AIM OF THE TASK - Leave out the pictures and transcribe the rest of the records exactly.

MATERIAL FOR THIS EXERCISE -
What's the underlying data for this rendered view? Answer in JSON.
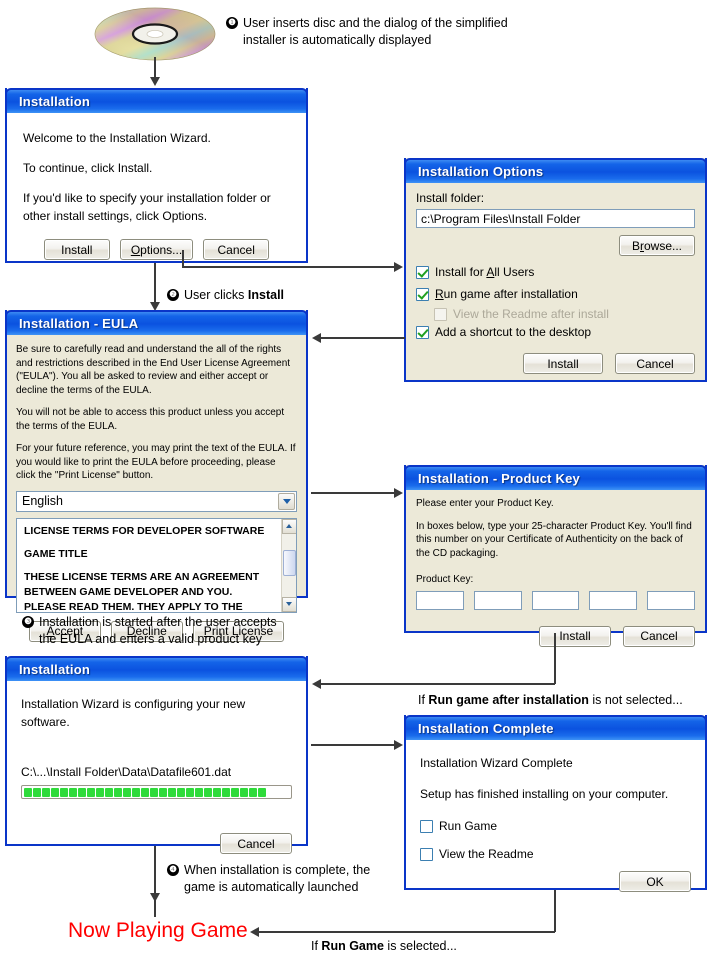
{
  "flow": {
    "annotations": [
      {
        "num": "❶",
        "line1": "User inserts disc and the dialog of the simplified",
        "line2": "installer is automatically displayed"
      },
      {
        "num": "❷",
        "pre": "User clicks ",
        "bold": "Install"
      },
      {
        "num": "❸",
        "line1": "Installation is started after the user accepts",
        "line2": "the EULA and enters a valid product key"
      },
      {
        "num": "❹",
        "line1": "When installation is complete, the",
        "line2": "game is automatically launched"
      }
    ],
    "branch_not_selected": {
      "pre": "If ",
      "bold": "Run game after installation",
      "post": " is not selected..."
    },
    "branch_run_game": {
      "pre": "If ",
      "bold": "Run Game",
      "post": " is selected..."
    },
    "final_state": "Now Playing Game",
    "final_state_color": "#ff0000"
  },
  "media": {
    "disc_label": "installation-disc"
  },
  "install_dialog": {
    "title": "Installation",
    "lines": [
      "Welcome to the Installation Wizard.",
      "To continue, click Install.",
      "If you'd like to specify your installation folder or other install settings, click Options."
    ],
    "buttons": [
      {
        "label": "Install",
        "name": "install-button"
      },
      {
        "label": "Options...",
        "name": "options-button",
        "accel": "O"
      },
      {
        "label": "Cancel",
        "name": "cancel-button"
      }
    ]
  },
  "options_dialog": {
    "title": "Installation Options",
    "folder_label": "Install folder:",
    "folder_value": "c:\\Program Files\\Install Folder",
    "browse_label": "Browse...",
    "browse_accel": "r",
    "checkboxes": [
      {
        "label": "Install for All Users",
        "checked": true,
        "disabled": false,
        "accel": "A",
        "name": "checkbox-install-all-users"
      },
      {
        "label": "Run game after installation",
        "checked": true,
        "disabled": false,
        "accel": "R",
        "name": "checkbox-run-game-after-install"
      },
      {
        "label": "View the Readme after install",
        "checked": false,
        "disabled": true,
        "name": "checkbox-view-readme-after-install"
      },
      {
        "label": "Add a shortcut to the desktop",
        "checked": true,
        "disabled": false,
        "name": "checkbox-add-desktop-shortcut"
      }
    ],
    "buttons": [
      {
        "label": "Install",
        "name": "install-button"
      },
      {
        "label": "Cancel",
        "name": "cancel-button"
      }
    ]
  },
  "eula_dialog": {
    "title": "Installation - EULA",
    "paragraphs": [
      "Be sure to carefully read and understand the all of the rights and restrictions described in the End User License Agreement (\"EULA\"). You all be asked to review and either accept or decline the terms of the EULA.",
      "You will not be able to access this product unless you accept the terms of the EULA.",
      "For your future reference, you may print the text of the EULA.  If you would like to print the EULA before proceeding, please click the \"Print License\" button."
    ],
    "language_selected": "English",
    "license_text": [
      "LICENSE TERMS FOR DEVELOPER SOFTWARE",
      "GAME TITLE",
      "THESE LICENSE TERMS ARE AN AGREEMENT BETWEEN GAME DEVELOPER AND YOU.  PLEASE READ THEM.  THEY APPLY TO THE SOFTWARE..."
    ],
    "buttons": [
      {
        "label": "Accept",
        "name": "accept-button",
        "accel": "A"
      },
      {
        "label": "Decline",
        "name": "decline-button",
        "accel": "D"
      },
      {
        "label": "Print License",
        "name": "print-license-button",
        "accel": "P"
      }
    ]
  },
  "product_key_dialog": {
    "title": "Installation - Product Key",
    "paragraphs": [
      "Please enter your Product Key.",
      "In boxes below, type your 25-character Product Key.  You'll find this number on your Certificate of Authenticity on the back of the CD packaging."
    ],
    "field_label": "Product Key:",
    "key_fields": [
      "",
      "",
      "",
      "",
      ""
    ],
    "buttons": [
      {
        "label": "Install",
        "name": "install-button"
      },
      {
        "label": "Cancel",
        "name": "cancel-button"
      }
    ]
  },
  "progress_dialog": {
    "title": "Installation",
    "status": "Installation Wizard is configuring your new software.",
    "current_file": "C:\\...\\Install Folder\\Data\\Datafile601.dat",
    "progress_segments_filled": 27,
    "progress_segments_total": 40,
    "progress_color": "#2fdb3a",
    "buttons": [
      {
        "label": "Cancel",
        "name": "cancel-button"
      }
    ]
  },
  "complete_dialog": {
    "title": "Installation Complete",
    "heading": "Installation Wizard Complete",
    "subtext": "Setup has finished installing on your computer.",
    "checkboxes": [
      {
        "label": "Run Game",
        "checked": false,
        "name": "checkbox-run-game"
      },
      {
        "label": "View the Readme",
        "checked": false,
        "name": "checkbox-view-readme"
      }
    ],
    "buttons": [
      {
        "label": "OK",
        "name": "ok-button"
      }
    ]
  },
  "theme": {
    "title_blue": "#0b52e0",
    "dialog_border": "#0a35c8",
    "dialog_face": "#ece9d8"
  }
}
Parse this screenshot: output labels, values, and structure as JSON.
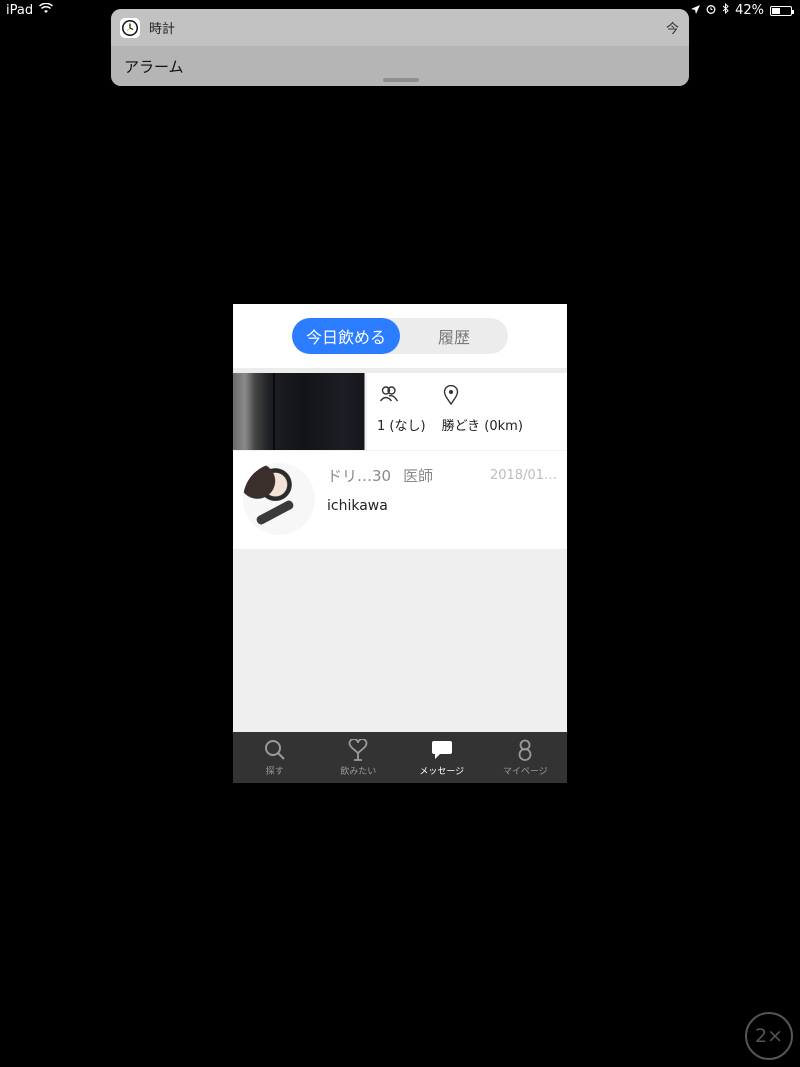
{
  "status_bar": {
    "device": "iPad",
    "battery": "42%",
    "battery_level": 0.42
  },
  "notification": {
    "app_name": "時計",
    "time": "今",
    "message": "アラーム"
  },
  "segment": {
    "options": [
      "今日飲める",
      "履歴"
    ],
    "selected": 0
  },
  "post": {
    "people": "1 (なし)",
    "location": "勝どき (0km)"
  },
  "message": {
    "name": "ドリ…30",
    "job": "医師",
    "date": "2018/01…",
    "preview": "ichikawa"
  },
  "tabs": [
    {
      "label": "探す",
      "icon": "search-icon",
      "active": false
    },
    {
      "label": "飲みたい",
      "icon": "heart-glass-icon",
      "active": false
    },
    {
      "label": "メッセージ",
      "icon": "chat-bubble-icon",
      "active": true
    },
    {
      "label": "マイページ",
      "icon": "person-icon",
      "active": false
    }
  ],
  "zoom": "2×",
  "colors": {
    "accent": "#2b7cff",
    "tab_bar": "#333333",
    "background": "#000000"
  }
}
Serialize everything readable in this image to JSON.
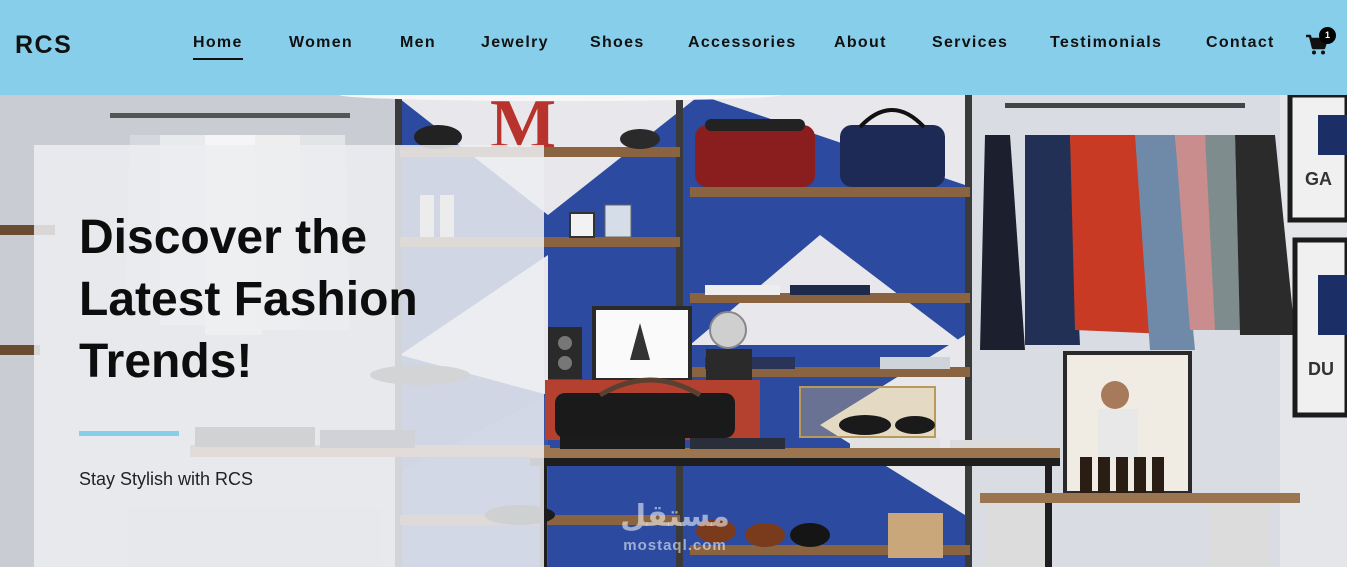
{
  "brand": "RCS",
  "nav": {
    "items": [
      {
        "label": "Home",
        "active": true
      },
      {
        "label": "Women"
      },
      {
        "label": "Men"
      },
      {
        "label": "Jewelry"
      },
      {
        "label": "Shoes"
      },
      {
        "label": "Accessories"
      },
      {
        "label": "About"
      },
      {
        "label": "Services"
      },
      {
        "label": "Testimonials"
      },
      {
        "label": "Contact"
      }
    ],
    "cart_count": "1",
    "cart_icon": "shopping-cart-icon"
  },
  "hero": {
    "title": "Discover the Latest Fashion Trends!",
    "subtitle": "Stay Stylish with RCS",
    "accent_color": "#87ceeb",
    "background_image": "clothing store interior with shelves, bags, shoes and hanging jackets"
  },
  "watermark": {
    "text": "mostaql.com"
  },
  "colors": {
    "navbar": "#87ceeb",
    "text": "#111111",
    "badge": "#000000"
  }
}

ANSWER FOR THE TASK -
What's the underlying data for this rendered view? Answer in JSON.
{
  "flow": {
    "annotations": [
      {
        "num": "❶",
        "line1": "User inserts disc and the dialog of the simplified",
        "line2": "installer is automatically displayed"
      },
      {
        "num": "❷",
        "pre": "User clicks ",
        "bold": "Install"
      },
      {
        "num": "❸",
        "line1": "Installation is started after the user accepts",
        "line2": "the EULA and enters a valid product key"
      },
      {
        "num": "❹",
        "line1": "When installation is complete, the",
        "line2": "game is automatically launched"
      }
    ],
    "branch_not_selected": {
      "pre": "If ",
      "bold": "Run game after installation",
      "post": " is not selected..."
    },
    "branch_run_game": {
      "pre": "If ",
      "bold": "Run Game",
      "post": " is selected..."
    },
    "final_state": "Now Playing Game",
    "final_state_color": "#ff0000"
  },
  "media": {
    "disc_label": "installation-disc"
  },
  "install_dialog": {
    "title": "Installation",
    "lines": [
      "Welcome to the Installation Wizard.",
      "To continue, click Install.",
      "If you'd like to specify your installation folder or other install settings, click Options."
    ],
    "buttons": [
      {
        "label": "Install",
        "name": "install-button"
      },
      {
        "label": "Options...",
        "name": "options-button",
        "accel": "O"
      },
      {
        "label": "Cancel",
        "name": "cancel-button"
      }
    ]
  },
  "options_dialog": {
    "title": "Installation Options",
    "folder_label": "Install folder:",
    "folder_value": "c:\\Program Files\\Install Folder",
    "browse_label": "Browse...",
    "browse_accel": "r",
    "checkboxes": [
      {
        "label": "Install for All Users",
        "checked": true,
        "disabled": false,
        "accel": "A",
        "name": "checkbox-install-all-users"
      },
      {
        "label": "Run game after installation",
        "checked": true,
        "disabled": false,
        "accel": "R",
        "name": "checkbox-run-game-after-install"
      },
      {
        "label": "View the Readme after install",
        "checked": false,
        "disabled": true,
        "name": "checkbox-view-readme-after-install"
      },
      {
        "label": "Add a shortcut to the desktop",
        "checked": true,
        "disabled": false,
        "name": "checkbox-add-desktop-shortcut"
      }
    ],
    "buttons": [
      {
        "label": "Install",
        "name": "install-button"
      },
      {
        "label": "Cancel",
        "name": "cancel-button"
      }
    ]
  },
  "eula_dialog": {
    "title": "Installation - EULA",
    "paragraphs": [
      "Be sure to carefully read and understand the all of the rights and restrictions described in the End User License Agreement (\"EULA\"). You all be asked to review and either accept or decline the terms of the EULA.",
      "You will not be able to access this product unless you accept the terms of the EULA.",
      "For your future reference, you may print the text of the EULA.  If you would like to print the EULA before proceeding, please click the \"Print License\" button."
    ],
    "language_selected": "English",
    "license_text": [
      "LICENSE TERMS FOR DEVELOPER SOFTWARE",
      "GAME TITLE",
      "THESE LICENSE TERMS ARE AN AGREEMENT BETWEEN GAME DEVELOPER AND YOU.  PLEASE READ THEM.  THEY APPLY TO THE SOFTWARE..."
    ],
    "buttons": [
      {
        "label": "Accept",
        "name": "accept-button",
        "accel": "A"
      },
      {
        "label": "Decline",
        "name": "decline-button",
        "accel": "D"
      },
      {
        "label": "Print License",
        "name": "print-license-button",
        "accel": "P"
      }
    ]
  },
  "product_key_dialog": {
    "title": "Installation - Product Key",
    "paragraphs": [
      "Please enter your Product Key.",
      "In boxes below, type your 25-character Product Key.  You'll find this number on your Certificate of Authenticity on the back of the CD packaging."
    ],
    "field_label": "Product Key:",
    "key_fields": [
      "",
      "",
      "",
      "",
      ""
    ],
    "buttons": [
      {
        "label": "Install",
        "name": "install-button"
      },
      {
        "label": "Cancel",
        "name": "cancel-button"
      }
    ]
  },
  "progress_dialog": {
    "title": "Installation",
    "status": "Installation Wizard is configuring your new software.",
    "current_file": "C:\\...\\Install Folder\\Data\\Datafile601.dat",
    "progress_segments_filled": 27,
    "progress_segments_total": 40,
    "progress_color": "#2fdb3a",
    "buttons": [
      {
        "label": "Cancel",
        "name": "cancel-button"
      }
    ]
  },
  "complete_dialog": {
    "title": "Installation Complete",
    "heading": "Installation Wizard Complete",
    "subtext": "Setup has finished installing on your computer.",
    "checkboxes": [
      {
        "label": "Run Game",
        "checked": false,
        "name": "checkbox-run-game"
      },
      {
        "label": "View the Readme",
        "checked": false,
        "name": "checkbox-view-readme"
      }
    ],
    "buttons": [
      {
        "label": "OK",
        "name": "ok-button"
      }
    ]
  },
  "theme": {
    "title_blue": "#0b52e0",
    "dialog_border": "#0a35c8",
    "dialog_face": "#ece9d8"
  }
}
Parse this screenshot: output labels, values, and structure as JSON.
{
  "status_bar": {
    "device": "iPad",
    "battery": "42%",
    "battery_level": 0.42
  },
  "notification": {
    "app_name": "時計",
    "time": "今",
    "message": "アラーム"
  },
  "segment": {
    "options": [
      "今日飲める",
      "履歴"
    ],
    "selected": 0
  },
  "post": {
    "people": "1 (なし)",
    "location": "勝どき (0km)"
  },
  "message": {
    "name": "ドリ…30",
    "job": "医師",
    "date": "2018/01…",
    "preview": "ichikawa"
  },
  "tabs": [
    {
      "label": "探す",
      "icon": "search-icon",
      "active": false
    },
    {
      "label": "飲みたい",
      "icon": "heart-glass-icon",
      "active": false
    },
    {
      "label": "メッセージ",
      "icon": "chat-bubble-icon",
      "active": true
    },
    {
      "label": "マイページ",
      "icon": "person-icon",
      "active": false
    }
  ],
  "zoom": "2×",
  "colors": {
    "accent": "#2b7cff",
    "tab_bar": "#333333",
    "background": "#000000"
  }
}
Serialize everything readable in this image to JSON.
{
  "brand": "RCS",
  "nav": {
    "items": [
      {
        "label": "Home",
        "active": true
      },
      {
        "label": "Women"
      },
      {
        "label": "Men"
      },
      {
        "label": "Jewelry"
      },
      {
        "label": "Shoes"
      },
      {
        "label": "Accessories"
      },
      {
        "label": "About"
      },
      {
        "label": "Services"
      },
      {
        "label": "Testimonials"
      },
      {
        "label": "Contact"
      }
    ],
    "cart_count": "1",
    "cart_icon": "shopping-cart-icon"
  },
  "hero": {
    "title": "Discover the Latest Fashion Trends!",
    "subtitle": "Stay Stylish with RCS",
    "accent_color": "#87ceeb",
    "background_image": "clothing store interior with shelves, bags, shoes and hanging jackets"
  },
  "watermark": {
    "text": "mostaql.com"
  },
  "colors": {
    "navbar": "#87ceeb",
    "text": "#111111",
    "badge": "#000000"
  }
}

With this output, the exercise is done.